* [WHAT THE TASK ASKS] Reproduce every record exactly as it appears, but not the pictures.

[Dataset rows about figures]
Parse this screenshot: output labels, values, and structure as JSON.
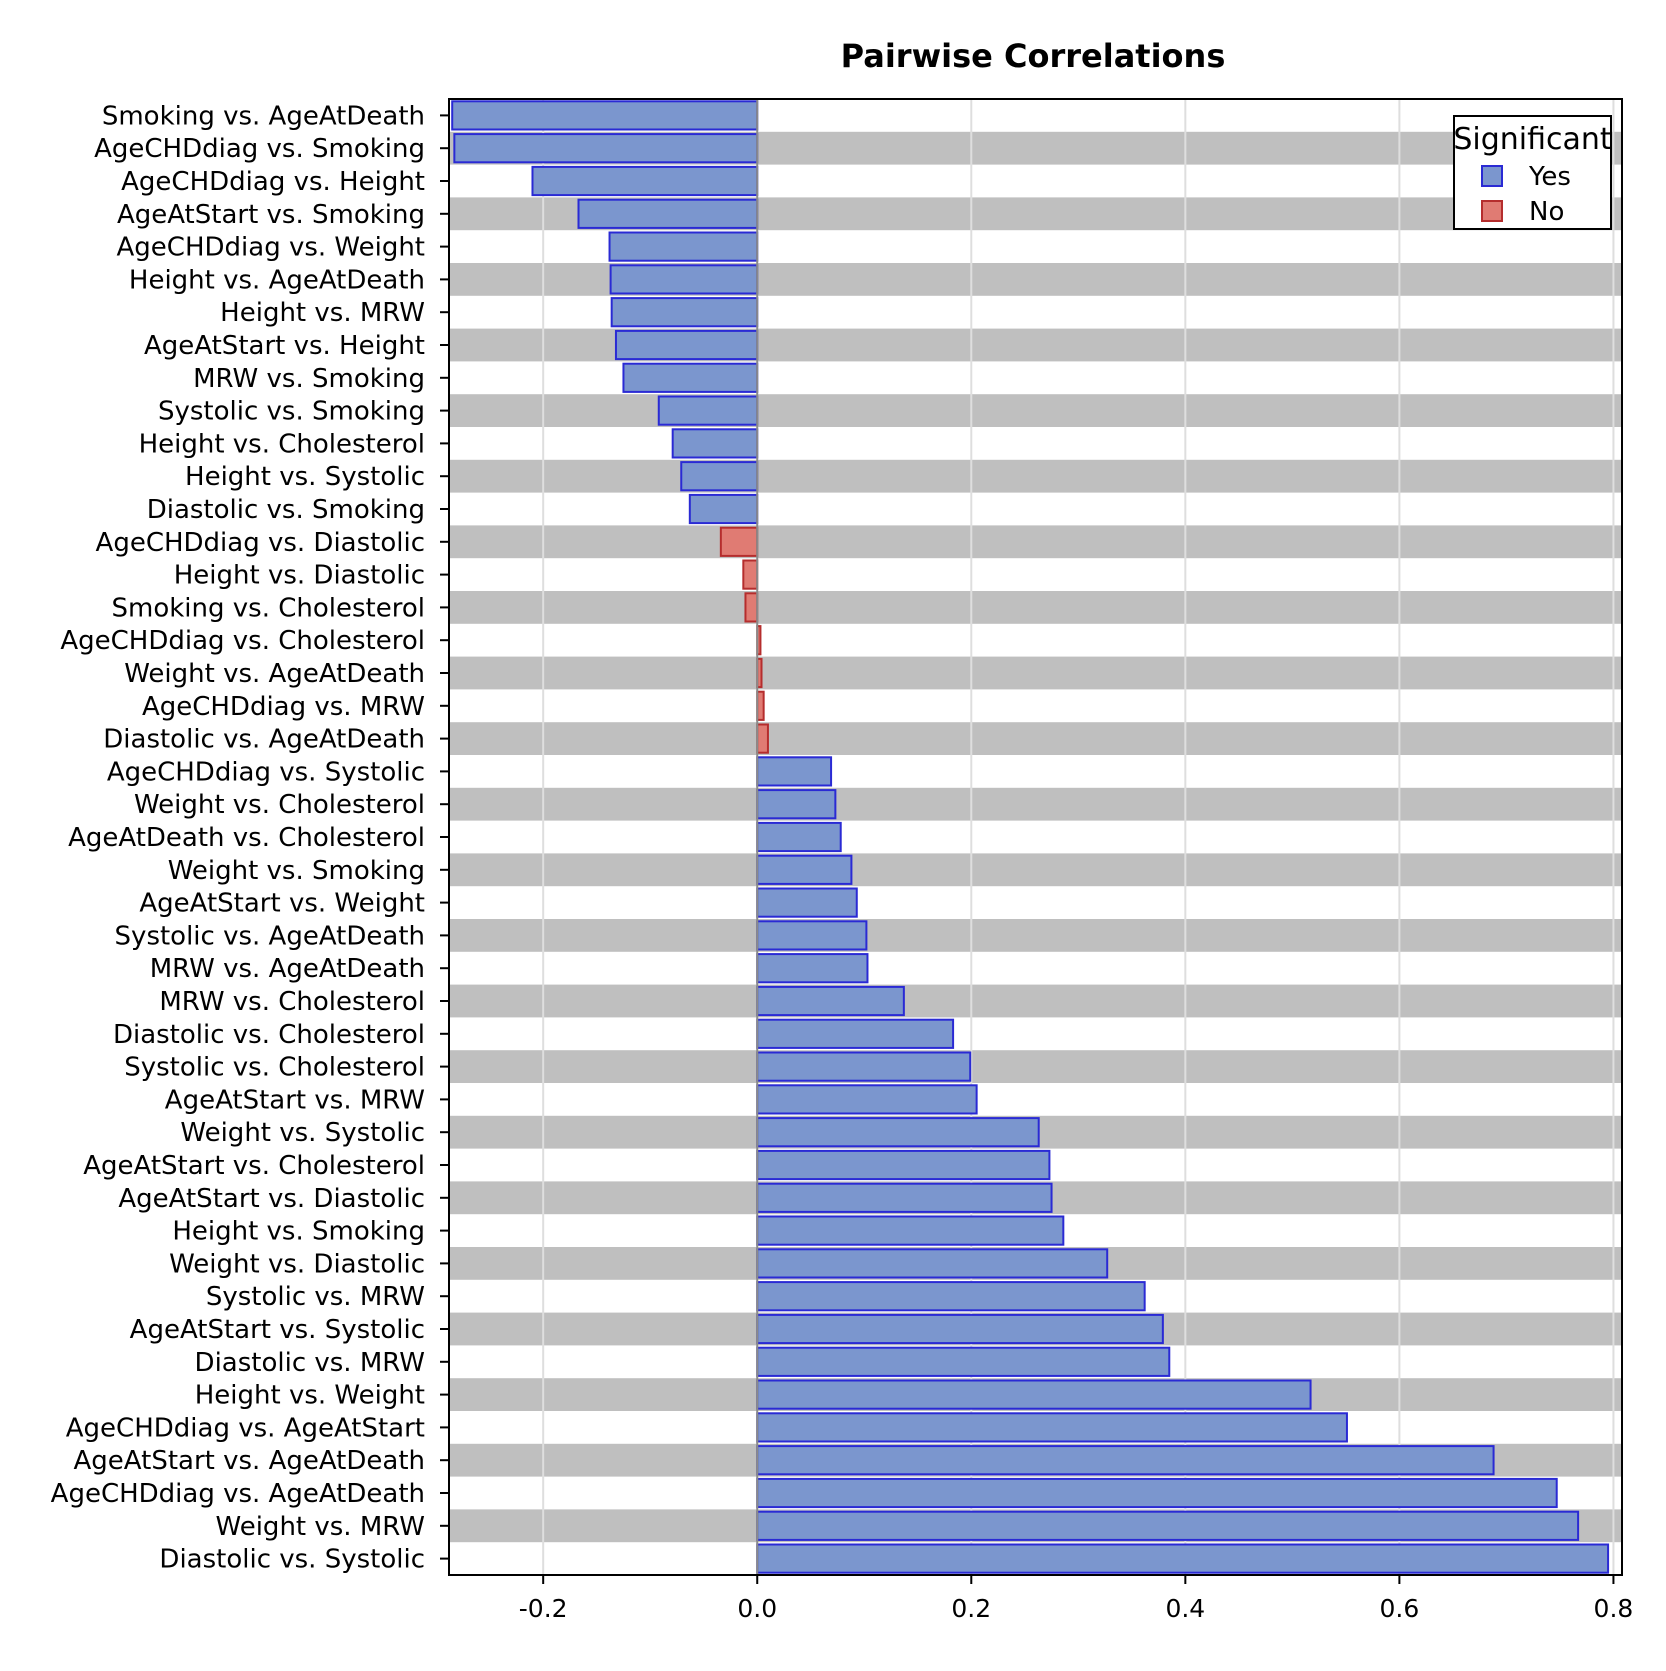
{
  "chart_data": {
    "type": "bar",
    "orientation": "horizontal",
    "title": "Pairwise Correlations",
    "xlabel": "",
    "ylabel": "",
    "xlim": [
      -0.288,
      0.808
    ],
    "x_ticks": [
      "-0.2",
      "0.0",
      "0.2",
      "0.4",
      "0.6",
      "0.8"
    ],
    "x_tick_values": [
      -0.2,
      0.0,
      0.2,
      0.4,
      0.6,
      0.8
    ],
    "grid": "vertical",
    "banded_rows": true,
    "band_color": "#bfbfbf",
    "legend": {
      "title": "Significant",
      "position": "top-right",
      "entries": [
        {
          "label": "Yes",
          "fill": "#7b96ce",
          "stroke": "#2a2ad4"
        },
        {
          "label": "No",
          "fill": "#e07b73",
          "stroke": "#b52d2d"
        }
      ]
    },
    "categories": [
      "Smoking vs. AgeAtDeath",
      "AgeCHDdiag vs. Smoking",
      "AgeCHDdiag vs. Height",
      "AgeAtStart vs. Smoking",
      "AgeCHDdiag vs. Weight",
      "Height vs. AgeAtDeath",
      "Height vs. MRW",
      "AgeAtStart vs. Height",
      "MRW vs. Smoking",
      "Systolic vs. Smoking",
      "Height vs. Cholesterol",
      "Height vs. Systolic",
      "Diastolic vs. Smoking",
      "AgeCHDdiag vs. Diastolic",
      "Height vs. Diastolic",
      "Smoking vs. Cholesterol",
      "AgeCHDdiag vs. Cholesterol",
      "Weight vs. AgeAtDeath",
      "AgeCHDdiag vs. MRW",
      "Diastolic vs. AgeAtDeath",
      "AgeCHDdiag vs. Systolic",
      "Weight vs. Cholesterol",
      "AgeAtDeath vs. Cholesterol",
      "Weight vs. Smoking",
      "AgeAtStart vs. Weight",
      "Systolic vs. AgeAtDeath",
      "MRW vs. AgeAtDeath",
      "MRW vs. Cholesterol",
      "Diastolic vs. Cholesterol",
      "Systolic vs. Cholesterol",
      "AgeAtStart vs. MRW",
      "Weight vs. Systolic",
      "AgeAtStart vs. Cholesterol",
      "AgeAtStart vs. Diastolic",
      "Height vs. Smoking",
      "Weight vs. Diastolic",
      "Systolic vs. MRW",
      "AgeAtStart vs. Systolic",
      "Diastolic vs. MRW",
      "Height vs. Weight",
      "AgeCHDdiag vs. AgeAtStart",
      "AgeAtStart vs. AgeAtDeath",
      "AgeCHDdiag vs. AgeAtDeath",
      "Weight vs. MRW",
      "Diastolic vs. Systolic"
    ],
    "values": [
      -0.285,
      -0.283,
      -0.21,
      -0.167,
      -0.138,
      -0.137,
      -0.136,
      -0.132,
      -0.125,
      -0.092,
      -0.079,
      -0.071,
      -0.063,
      -0.034,
      -0.013,
      -0.011,
      0.003,
      0.004,
      0.006,
      0.01,
      0.069,
      0.073,
      0.078,
      0.088,
      0.093,
      0.102,
      0.103,
      0.137,
      0.183,
      0.199,
      0.205,
      0.263,
      0.273,
      0.275,
      0.286,
      0.327,
      0.362,
      0.379,
      0.385,
      0.517,
      0.551,
      0.688,
      0.747,
      0.767,
      0.795
    ],
    "significant": [
      "Yes",
      "Yes",
      "Yes",
      "Yes",
      "Yes",
      "Yes",
      "Yes",
      "Yes",
      "Yes",
      "Yes",
      "Yes",
      "Yes",
      "Yes",
      "No",
      "No",
      "No",
      "No",
      "No",
      "No",
      "No",
      "Yes",
      "Yes",
      "Yes",
      "Yes",
      "Yes",
      "Yes",
      "Yes",
      "Yes",
      "Yes",
      "Yes",
      "Yes",
      "Yes",
      "Yes",
      "Yes",
      "Yes",
      "Yes",
      "Yes",
      "Yes",
      "Yes",
      "Yes",
      "Yes",
      "Yes",
      "Yes",
      "Yes",
      "Yes"
    ]
  }
}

* [RESPONSE TO THIS TASK]
Parse this screenshot: output labels, values, and structure as JSON.
{
  "chart_data": {
    "type": "bar",
    "orientation": "horizontal",
    "title": "Pairwise Correlations",
    "xlabel": "",
    "ylabel": "",
    "xlim": [
      -0.288,
      0.808
    ],
    "x_ticks": [
      "-0.2",
      "0.0",
      "0.2",
      "0.4",
      "0.6",
      "0.8"
    ],
    "x_tick_values": [
      -0.2,
      0.0,
      0.2,
      0.4,
      0.6,
      0.8
    ],
    "grid": "vertical",
    "banded_rows": true,
    "band_color": "#bfbfbf",
    "legend": {
      "title": "Significant",
      "position": "top-right",
      "entries": [
        {
          "label": "Yes",
          "fill": "#7b96ce",
          "stroke": "#2a2ad4"
        },
        {
          "label": "No",
          "fill": "#e07b73",
          "stroke": "#b52d2d"
        }
      ]
    },
    "categories": [
      "Smoking vs. AgeAtDeath",
      "AgeCHDdiag vs. Smoking",
      "AgeCHDdiag vs. Height",
      "AgeAtStart vs. Smoking",
      "AgeCHDdiag vs. Weight",
      "Height vs. AgeAtDeath",
      "Height vs. MRW",
      "AgeAtStart vs. Height",
      "MRW vs. Smoking",
      "Systolic vs. Smoking",
      "Height vs. Cholesterol",
      "Height vs. Systolic",
      "Diastolic vs. Smoking",
      "AgeCHDdiag vs. Diastolic",
      "Height vs. Diastolic",
      "Smoking vs. Cholesterol",
      "AgeCHDdiag vs. Cholesterol",
      "Weight vs. AgeAtDeath",
      "AgeCHDdiag vs. MRW",
      "Diastolic vs. AgeAtDeath",
      "AgeCHDdiag vs. Systolic",
      "Weight vs. Cholesterol",
      "AgeAtDeath vs. Cholesterol",
      "Weight vs. Smoking",
      "AgeAtStart vs. Weight",
      "Systolic vs. AgeAtDeath",
      "MRW vs. AgeAtDeath",
      "MRW vs. Cholesterol",
      "Diastolic vs. Cholesterol",
      "Systolic vs. Cholesterol",
      "AgeAtStart vs. MRW",
      "Weight vs. Systolic",
      "AgeAtStart vs. Cholesterol",
      "AgeAtStart vs. Diastolic",
      "Height vs. Smoking",
      "Weight vs. Diastolic",
      "Systolic vs. MRW",
      "AgeAtStart vs. Systolic",
      "Diastolic vs. MRW",
      "Height vs. Weight",
      "AgeCHDdiag vs. AgeAtStart",
      "AgeAtStart vs. AgeAtDeath",
      "AgeCHDdiag vs. AgeAtDeath",
      "Weight vs. MRW",
      "Diastolic vs. Systolic"
    ],
    "values": [
      -0.285,
      -0.283,
      -0.21,
      -0.167,
      -0.138,
      -0.137,
      -0.136,
      -0.132,
      -0.125,
      -0.092,
      -0.079,
      -0.071,
      -0.063,
      -0.034,
      -0.013,
      -0.011,
      0.003,
      0.004,
      0.006,
      0.01,
      0.069,
      0.073,
      0.078,
      0.088,
      0.093,
      0.102,
      0.103,
      0.137,
      0.183,
      0.199,
      0.205,
      0.263,
      0.273,
      0.275,
      0.286,
      0.327,
      0.362,
      0.379,
      0.385,
      0.517,
      0.551,
      0.688,
      0.747,
      0.767,
      0.795
    ],
    "significant": [
      "Yes",
      "Yes",
      "Yes",
      "Yes",
      "Yes",
      "Yes",
      "Yes",
      "Yes",
      "Yes",
      "Yes",
      "Yes",
      "Yes",
      "Yes",
      "No",
      "No",
      "No",
      "No",
      "No",
      "No",
      "No",
      "Yes",
      "Yes",
      "Yes",
      "Yes",
      "Yes",
      "Yes",
      "Yes",
      "Yes",
      "Yes",
      "Yes",
      "Yes",
      "Yes",
      "Yes",
      "Yes",
      "Yes",
      "Yes",
      "Yes",
      "Yes",
      "Yes",
      "Yes",
      "Yes",
      "Yes",
      "Yes",
      "Yes",
      "Yes"
    ]
  }
}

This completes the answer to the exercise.